# [Collected data]

· · · ·

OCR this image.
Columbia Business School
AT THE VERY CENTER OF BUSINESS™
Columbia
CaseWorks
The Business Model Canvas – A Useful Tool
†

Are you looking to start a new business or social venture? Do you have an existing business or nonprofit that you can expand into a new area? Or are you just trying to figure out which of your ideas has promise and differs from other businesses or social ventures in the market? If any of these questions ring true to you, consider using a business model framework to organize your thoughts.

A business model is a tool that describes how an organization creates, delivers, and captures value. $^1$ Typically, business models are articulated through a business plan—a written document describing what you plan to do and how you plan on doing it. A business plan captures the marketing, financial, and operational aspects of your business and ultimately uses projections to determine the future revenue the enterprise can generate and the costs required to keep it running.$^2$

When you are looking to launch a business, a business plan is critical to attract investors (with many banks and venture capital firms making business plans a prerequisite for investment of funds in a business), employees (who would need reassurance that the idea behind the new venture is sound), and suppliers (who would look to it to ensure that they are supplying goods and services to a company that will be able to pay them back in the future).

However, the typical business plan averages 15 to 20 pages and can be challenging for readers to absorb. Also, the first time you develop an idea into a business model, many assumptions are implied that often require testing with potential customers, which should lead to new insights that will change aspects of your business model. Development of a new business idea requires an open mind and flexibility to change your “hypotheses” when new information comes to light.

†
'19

· · · ·

# [YOUR GOAL]
Reply with the number of lines in the preceding entries that contain "which", and no other words.

# [RESPONSE FOR THIS EXERCISE]
2